───── The input

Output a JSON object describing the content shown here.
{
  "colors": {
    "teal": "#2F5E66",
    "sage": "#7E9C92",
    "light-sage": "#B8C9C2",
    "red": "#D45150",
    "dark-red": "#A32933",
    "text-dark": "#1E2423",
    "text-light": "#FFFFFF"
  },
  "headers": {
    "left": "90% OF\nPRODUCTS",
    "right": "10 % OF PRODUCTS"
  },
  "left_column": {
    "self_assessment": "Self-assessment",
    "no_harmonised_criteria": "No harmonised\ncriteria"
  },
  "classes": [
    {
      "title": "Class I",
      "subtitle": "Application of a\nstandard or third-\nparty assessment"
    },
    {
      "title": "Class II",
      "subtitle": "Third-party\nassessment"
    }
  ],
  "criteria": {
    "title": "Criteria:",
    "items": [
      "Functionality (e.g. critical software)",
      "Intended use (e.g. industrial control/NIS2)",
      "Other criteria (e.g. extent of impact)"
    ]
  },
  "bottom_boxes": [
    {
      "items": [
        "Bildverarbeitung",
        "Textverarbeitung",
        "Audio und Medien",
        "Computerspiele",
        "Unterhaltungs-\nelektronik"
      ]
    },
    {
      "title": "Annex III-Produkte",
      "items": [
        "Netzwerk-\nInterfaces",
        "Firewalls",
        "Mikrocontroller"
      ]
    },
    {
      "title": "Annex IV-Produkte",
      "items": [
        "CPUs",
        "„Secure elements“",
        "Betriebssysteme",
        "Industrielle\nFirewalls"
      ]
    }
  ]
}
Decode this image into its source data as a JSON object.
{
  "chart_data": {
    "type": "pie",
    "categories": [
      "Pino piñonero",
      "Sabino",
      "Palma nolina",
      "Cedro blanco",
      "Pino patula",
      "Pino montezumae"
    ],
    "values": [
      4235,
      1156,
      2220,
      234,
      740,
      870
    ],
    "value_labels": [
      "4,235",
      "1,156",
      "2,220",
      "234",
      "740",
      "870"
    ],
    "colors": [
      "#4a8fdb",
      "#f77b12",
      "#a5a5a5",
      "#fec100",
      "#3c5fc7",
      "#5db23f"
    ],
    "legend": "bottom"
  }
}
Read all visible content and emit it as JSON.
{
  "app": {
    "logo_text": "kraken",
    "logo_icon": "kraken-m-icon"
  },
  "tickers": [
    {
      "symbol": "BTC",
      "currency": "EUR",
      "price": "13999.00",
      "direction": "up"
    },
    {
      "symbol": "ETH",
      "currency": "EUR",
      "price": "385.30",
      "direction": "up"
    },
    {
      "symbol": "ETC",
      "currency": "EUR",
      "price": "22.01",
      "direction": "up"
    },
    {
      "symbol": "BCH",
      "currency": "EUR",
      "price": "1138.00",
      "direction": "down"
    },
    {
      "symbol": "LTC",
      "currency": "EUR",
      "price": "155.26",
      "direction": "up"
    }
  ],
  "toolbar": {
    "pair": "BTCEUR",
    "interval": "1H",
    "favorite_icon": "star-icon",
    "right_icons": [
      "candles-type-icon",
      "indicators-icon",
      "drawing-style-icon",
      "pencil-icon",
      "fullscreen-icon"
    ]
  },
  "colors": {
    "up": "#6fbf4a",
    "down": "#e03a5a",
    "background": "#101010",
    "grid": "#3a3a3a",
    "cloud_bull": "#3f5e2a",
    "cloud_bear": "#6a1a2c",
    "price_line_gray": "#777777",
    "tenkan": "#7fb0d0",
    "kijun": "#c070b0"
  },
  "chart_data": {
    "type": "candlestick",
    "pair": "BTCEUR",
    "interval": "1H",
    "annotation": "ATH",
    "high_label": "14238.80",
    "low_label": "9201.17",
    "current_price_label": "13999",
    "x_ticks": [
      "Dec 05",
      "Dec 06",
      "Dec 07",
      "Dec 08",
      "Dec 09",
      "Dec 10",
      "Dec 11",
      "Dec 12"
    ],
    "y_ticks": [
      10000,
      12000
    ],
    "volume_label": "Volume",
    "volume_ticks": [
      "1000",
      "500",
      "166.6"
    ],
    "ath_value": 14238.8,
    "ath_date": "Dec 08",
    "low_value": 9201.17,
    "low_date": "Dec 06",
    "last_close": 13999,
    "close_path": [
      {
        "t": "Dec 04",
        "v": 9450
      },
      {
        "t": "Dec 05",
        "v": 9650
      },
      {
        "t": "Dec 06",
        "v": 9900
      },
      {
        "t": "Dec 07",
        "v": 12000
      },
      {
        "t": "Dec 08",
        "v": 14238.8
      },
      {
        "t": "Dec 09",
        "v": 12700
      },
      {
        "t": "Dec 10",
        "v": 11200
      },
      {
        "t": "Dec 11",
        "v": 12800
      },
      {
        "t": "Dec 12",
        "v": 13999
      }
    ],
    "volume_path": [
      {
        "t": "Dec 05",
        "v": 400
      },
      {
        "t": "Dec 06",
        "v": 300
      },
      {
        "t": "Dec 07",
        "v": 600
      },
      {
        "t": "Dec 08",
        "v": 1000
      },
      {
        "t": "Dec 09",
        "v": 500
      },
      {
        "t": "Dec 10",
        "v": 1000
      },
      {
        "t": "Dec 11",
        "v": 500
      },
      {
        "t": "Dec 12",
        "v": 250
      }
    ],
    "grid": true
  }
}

──────────

All of the lines above need to be given again exactly.

• [The output]:
Output a JSON object describing the content shown here.
{
  "colors": {
    "teal": "#2F5E66",
    "sage": "#7E9C92",
    "light-sage": "#B8C9C2",
    "red": "#D45150",
    "dark-red": "#A32933",
    "text-dark": "#1E2423",
    "text-light": "#FFFFFF"
  },
  "headers": {
    "left": "90% OF\nPRODUCTS",
    "right": "10 % OF PRODUCTS"
  },
  "left_column": {
    "self_assessment": "Self-assessment",
    "no_harmonised_criteria": "No harmonised\ncriteria"
  },
  "classes": [
    {
      "title": "Class I",
      "subtitle": "Application of a\nstandard or third-\nparty assessment"
    },
    {
      "title": "Class II",
      "subtitle": "Third-party\nassessment"
    }
  ],
  "criteria": {
    "title": "Criteria:",
    "items": [
      "Functionality (e.g. critical software)",
      "Intended use (e.g. industrial control/NIS2)",
      "Other criteria (e.g. extent of impact)"
    ]
  },
  "bottom_boxes": [
    {
      "items": [
        "Bildverarbeitung",
        "Textverarbeitung",
        "Audio und Medien",
        "Computerspiele",
        "Unterhaltungs-\nelektronik"
      ]
    },
    {
      "title": "Annex III-Produkte",
      "items": [
        "Netzwerk-\nInterfaces",
        "Firewalls",
        "Mikrocontroller"
      ]
    },
    {
      "title": "Annex IV-Produkte",
      "items": [
        "CPUs",
        "„Secure elements“",
        "Betriebssysteme",
        "Industrielle\nFirewalls"
      ]
    }
  ]
}
Decode this image into its source data as a JSON object.
{
  "chart_data": {
    "type": "pie",
    "categories": [
      "Pino piñonero",
      "Sabino",
      "Palma nolina",
      "Cedro blanco",
      "Pino patula",
      "Pino montezumae"
    ],
    "values": [
      4235,
      1156,
      2220,
      234,
      740,
      870
    ],
    "value_labels": [
      "4,235",
      "1,156",
      "2,220",
      "234",
      "740",
      "870"
    ],
    "colors": [
      "#4a8fdb",
      "#f77b12",
      "#a5a5a5",
      "#fec100",
      "#3c5fc7",
      "#5db23f"
    ],
    "legend": "bottom"
  }
}
Read all visible content and emit it as JSON.
{
  "app": {
    "logo_text": "kraken",
    "logo_icon": "kraken-m-icon"
  },
  "tickers": [
    {
      "symbol": "BTC",
      "currency": "EUR",
      "price": "13999.00",
      "direction": "up"
    },
    {
      "symbol": "ETH",
      "currency": "EUR",
      "price": "385.30",
      "direction": "up"
    },
    {
      "symbol": "ETC",
      "currency": "EUR",
      "price": "22.01",
      "direction": "up"
    },
    {
      "symbol": "BCH",
      "currency": "EUR",
      "price": "1138.00",
      "direction": "down"
    },
    {
      "symbol": "LTC",
      "currency": "EUR",
      "price": "155.26",
      "direction": "up"
    }
  ],
  "toolbar": {
    "pair": "BTCEUR",
    "interval": "1H",
    "favorite_icon": "star-icon",
    "right_icons": [
      "candles-type-icon",
      "indicators-icon",
      "drawing-style-icon",
      "pencil-icon",
      "fullscreen-icon"
    ]
  },
  "colors": {
    "up": "#6fbf4a",
    "down": "#e03a5a",
    "background": "#101010",
    "grid": "#3a3a3a",
    "cloud_bull": "#3f5e2a",
    "cloud_bear": "#6a1a2c",
    "price_line_gray": "#777777",
    "tenkan": "#7fb0d0",
    "kijun": "#c070b0"
  },
  "chart_data": {
    "type": "candlestick",
    "pair": "BTCEUR",
    "interval": "1H",
    "annotation": "ATH",
    "high_label": "14238.80",
    "low_label": "9201.17",
    "current_price_label": "13999",
    "x_ticks": [
      "Dec 05",
      "Dec 06",
      "Dec 07",
      "Dec 08",
      "Dec 09",
      "Dec 10",
      "Dec 11",
      "Dec 12"
    ],
    "y_ticks": [
      10000,
      12000
    ],
    "volume_label": "Volume",
    "volume_ticks": [
      "1000",
      "500",
      "166.6"
    ],
    "ath_value": 14238.8,
    "ath_date": "Dec 08",
    "low_value": 9201.17,
    "low_date": "Dec 06",
    "last_close": 13999,
    "close_path": [
      {
        "t": "Dec 04",
        "v": 9450
      },
      {
        "t": "Dec 05",
        "v": 9650
      },
      {
        "t": "Dec 06",
        "v": 9900
      },
      {
        "t": "Dec 07",
        "v": 12000
      },
      {
        "t": "Dec 08",
        "v": 14238.8
      },
      {
        "t": "Dec 09",
        "v": 12700
      },
      {
        "t": "Dec 10",
        "v": 11200
      },
      {
        "t": "Dec 11",
        "v": 12800
      },
      {
        "t": "Dec 12",
        "v": 13999
      }
    ],
    "volume_path": [
      {
        "t": "Dec 05",
        "v": 400
      },
      {
        "t": "Dec 06",
        "v": 300
      },
      {
        "t": "Dec 07",
        "v": 600
      },
      {
        "t": "Dec 08",
        "v": 1000
      },
      {
        "t": "Dec 09",
        "v": 500
      },
      {
        "t": "Dec 10",
        "v": 1000
      },
      {
        "t": "Dec 11",
        "v": 500
      },
      {
        "t": "Dec 12",
        "v": 250
      }
    ],
    "grid": true
  }
}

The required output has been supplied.